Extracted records
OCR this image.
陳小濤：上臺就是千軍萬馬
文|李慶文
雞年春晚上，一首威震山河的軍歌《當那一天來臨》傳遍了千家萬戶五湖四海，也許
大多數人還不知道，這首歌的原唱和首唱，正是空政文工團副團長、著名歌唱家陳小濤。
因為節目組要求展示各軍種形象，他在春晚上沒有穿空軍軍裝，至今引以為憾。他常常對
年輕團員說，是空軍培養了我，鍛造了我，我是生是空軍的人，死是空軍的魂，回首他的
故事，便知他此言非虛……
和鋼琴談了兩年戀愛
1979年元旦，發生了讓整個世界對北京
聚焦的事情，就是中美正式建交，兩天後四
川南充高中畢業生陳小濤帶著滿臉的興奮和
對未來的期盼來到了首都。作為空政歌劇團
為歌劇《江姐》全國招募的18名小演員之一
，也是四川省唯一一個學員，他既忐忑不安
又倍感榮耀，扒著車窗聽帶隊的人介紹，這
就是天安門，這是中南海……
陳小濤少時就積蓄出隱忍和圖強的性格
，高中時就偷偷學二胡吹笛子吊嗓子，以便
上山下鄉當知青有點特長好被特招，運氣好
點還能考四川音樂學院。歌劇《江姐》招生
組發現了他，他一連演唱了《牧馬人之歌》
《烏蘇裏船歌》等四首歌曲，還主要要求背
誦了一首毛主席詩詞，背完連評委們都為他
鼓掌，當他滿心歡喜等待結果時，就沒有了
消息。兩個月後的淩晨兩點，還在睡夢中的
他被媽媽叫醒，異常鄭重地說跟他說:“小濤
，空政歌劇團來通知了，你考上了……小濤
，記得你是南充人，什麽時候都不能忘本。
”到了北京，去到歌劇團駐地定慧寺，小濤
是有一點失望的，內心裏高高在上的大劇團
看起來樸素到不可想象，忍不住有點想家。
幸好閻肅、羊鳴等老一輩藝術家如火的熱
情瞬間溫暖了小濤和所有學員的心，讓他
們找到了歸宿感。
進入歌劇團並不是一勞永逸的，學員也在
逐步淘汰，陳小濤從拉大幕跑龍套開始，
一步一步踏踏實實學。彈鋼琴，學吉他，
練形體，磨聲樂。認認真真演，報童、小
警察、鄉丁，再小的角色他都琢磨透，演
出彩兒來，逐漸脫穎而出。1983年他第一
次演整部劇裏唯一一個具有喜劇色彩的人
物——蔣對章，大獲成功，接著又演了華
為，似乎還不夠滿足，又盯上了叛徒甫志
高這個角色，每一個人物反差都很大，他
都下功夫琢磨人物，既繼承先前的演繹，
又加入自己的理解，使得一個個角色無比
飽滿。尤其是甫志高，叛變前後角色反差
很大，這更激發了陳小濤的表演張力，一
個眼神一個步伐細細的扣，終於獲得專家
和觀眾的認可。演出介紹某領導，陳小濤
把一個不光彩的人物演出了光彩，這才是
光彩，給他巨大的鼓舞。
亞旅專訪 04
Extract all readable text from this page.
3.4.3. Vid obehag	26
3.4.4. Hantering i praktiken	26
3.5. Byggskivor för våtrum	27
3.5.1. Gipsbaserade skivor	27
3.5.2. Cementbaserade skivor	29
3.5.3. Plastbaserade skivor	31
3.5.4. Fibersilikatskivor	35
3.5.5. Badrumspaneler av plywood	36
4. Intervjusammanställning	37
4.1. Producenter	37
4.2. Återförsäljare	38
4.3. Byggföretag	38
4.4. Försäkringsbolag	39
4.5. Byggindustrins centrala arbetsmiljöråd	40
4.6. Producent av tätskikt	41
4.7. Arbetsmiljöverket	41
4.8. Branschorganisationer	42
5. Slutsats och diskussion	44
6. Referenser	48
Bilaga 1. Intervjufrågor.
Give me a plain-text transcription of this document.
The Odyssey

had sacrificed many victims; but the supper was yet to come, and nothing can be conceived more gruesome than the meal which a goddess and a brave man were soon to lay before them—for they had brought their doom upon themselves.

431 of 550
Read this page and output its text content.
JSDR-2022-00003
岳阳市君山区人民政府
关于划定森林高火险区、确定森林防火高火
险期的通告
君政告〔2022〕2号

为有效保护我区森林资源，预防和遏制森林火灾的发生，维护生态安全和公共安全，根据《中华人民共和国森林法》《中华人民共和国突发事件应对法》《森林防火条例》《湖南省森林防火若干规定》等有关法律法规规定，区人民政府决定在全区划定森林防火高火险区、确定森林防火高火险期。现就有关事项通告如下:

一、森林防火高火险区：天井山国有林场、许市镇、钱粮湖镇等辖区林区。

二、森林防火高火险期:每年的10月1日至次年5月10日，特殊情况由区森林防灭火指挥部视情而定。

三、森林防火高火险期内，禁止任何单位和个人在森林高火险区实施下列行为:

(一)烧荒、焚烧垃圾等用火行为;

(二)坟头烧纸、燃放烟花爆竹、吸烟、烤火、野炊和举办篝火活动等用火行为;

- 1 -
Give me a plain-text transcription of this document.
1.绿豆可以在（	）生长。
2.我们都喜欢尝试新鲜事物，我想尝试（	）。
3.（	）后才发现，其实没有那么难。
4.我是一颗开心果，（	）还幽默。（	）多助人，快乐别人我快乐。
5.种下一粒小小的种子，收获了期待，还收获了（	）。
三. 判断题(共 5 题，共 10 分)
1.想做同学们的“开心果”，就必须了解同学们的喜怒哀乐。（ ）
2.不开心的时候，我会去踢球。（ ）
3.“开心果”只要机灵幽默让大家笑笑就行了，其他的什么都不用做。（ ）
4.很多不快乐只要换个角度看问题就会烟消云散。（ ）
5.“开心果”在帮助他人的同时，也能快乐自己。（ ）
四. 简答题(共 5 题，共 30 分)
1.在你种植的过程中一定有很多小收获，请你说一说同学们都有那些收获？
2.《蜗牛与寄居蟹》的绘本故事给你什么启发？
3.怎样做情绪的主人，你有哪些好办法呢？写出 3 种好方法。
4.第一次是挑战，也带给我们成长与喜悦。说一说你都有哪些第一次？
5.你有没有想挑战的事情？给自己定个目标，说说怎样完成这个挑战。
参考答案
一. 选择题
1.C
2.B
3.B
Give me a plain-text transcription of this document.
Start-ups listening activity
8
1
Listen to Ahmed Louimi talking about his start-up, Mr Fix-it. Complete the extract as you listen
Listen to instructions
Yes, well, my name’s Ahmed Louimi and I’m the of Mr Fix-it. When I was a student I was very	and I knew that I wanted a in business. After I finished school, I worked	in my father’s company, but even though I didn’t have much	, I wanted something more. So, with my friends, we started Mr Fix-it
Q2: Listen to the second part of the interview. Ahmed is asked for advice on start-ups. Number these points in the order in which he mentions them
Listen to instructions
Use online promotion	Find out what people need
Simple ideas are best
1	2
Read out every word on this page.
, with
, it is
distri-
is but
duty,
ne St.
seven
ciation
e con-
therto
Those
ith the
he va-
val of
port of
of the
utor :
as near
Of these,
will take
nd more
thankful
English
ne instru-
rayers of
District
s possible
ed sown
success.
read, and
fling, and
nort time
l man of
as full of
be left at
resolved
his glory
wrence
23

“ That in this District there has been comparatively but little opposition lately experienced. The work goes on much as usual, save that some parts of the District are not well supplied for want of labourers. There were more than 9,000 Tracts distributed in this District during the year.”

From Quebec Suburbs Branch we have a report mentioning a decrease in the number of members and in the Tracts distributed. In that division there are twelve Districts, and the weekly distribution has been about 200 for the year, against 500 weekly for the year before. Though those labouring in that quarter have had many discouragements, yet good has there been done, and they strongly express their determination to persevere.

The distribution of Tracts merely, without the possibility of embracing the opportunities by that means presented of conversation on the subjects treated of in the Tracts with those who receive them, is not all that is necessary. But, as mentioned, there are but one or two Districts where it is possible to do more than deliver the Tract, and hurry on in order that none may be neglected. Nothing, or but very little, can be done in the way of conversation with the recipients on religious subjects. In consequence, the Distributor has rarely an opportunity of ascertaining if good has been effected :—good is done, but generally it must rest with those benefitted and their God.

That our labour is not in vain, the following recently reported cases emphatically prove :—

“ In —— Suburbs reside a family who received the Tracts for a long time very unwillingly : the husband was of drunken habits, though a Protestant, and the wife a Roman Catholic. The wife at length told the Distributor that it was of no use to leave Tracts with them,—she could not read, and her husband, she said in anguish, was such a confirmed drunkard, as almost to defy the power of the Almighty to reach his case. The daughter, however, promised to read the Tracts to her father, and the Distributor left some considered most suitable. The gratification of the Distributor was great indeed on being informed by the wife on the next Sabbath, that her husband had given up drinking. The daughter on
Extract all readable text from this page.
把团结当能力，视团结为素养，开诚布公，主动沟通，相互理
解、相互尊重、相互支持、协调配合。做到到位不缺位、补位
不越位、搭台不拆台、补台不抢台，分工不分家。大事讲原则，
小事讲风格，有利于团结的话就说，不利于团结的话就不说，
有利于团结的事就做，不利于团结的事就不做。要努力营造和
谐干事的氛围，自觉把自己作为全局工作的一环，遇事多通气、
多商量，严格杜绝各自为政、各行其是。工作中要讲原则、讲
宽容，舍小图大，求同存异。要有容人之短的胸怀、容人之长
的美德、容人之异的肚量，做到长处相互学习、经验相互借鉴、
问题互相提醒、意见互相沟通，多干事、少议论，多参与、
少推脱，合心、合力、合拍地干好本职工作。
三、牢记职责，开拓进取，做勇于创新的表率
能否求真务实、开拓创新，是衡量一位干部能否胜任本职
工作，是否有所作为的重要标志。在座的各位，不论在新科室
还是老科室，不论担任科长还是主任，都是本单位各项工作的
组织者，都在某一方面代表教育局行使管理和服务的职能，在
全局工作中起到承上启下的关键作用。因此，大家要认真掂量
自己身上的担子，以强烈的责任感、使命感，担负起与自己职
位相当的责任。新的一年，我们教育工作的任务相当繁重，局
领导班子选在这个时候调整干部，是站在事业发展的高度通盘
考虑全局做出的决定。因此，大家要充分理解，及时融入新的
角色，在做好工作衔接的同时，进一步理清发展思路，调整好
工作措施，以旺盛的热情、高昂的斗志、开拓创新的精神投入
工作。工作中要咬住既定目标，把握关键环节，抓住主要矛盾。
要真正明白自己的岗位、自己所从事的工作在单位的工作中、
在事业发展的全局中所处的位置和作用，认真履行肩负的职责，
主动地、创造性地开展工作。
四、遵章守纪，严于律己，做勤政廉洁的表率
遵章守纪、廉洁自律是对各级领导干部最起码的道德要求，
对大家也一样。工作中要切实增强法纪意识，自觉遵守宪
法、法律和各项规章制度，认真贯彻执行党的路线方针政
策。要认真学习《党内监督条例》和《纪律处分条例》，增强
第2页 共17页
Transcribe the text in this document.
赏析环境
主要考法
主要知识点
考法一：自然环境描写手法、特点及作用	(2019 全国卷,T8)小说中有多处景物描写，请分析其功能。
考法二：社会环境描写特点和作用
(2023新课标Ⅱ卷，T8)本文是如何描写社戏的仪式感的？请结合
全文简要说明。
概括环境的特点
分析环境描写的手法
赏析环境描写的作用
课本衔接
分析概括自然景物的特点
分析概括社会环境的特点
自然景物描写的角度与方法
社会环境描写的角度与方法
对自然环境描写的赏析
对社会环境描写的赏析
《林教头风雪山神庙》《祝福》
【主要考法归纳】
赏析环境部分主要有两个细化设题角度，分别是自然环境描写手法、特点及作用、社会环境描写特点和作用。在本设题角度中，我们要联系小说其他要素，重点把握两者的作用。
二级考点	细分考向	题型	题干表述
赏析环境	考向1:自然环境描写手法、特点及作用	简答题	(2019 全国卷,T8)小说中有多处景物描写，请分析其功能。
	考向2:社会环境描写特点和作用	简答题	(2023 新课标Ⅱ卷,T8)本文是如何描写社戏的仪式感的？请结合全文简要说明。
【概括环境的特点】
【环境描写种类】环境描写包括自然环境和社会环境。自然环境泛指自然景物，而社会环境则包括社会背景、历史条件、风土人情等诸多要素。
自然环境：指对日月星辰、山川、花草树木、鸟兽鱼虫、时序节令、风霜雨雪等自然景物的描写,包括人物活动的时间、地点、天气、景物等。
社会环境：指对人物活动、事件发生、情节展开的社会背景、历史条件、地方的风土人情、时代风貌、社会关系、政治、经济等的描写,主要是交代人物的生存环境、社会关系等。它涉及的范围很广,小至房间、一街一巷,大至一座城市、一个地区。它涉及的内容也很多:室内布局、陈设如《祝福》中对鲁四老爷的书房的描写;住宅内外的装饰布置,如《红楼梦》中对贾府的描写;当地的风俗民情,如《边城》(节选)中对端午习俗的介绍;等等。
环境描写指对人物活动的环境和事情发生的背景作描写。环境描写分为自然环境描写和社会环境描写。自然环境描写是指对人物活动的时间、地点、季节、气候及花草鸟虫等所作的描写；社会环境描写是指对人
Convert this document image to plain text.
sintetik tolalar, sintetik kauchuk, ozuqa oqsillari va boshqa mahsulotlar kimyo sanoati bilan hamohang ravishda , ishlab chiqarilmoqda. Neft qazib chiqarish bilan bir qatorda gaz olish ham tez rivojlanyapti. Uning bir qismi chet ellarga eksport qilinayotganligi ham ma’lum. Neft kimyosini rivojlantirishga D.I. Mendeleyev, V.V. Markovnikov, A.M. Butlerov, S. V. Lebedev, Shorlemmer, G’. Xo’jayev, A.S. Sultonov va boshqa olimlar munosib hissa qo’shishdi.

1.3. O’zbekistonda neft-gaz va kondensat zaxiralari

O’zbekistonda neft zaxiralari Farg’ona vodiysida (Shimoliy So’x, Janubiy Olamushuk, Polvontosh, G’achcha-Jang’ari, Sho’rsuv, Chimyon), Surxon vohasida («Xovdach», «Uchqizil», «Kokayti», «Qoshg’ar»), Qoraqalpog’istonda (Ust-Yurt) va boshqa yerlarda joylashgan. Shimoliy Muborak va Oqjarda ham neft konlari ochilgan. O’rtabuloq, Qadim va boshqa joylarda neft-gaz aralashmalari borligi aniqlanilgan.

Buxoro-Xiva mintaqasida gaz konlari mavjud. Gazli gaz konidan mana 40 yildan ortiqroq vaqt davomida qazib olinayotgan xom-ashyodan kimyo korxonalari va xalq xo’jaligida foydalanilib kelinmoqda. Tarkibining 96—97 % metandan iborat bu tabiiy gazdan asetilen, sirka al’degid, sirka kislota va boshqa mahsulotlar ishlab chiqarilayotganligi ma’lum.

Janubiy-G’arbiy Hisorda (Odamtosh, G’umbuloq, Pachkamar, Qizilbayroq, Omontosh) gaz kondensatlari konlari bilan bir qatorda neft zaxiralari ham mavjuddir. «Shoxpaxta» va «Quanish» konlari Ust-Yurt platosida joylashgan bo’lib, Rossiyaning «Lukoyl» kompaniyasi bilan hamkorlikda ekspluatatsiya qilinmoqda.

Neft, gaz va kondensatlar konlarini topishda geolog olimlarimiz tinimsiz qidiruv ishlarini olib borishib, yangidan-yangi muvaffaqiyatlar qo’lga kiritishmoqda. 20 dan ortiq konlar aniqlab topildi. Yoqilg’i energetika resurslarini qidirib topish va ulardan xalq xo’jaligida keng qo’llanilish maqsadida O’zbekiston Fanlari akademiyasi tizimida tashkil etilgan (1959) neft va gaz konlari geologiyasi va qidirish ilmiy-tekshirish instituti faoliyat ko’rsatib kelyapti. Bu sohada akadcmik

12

# WHAT IS REQUIRED
Scan the lines for the string "社会环境描写特点和作用". Pick out every line that has it.

# TASK RESULT
考法二：社会环境描写特点和作用
赏析环境部分主要有两个细化设题角度，分别是自然环境描写手法、特点及作用、社会环境描写特点和作用。在本设题角度中，我们要联系小说其他要素，重点把握两者的作用。
	考向2:社会环境描写特点和作用	简答题	(2023 新课标Ⅱ卷,T8)本文是如何描写社戏的仪式感的？请结合全文简要说明。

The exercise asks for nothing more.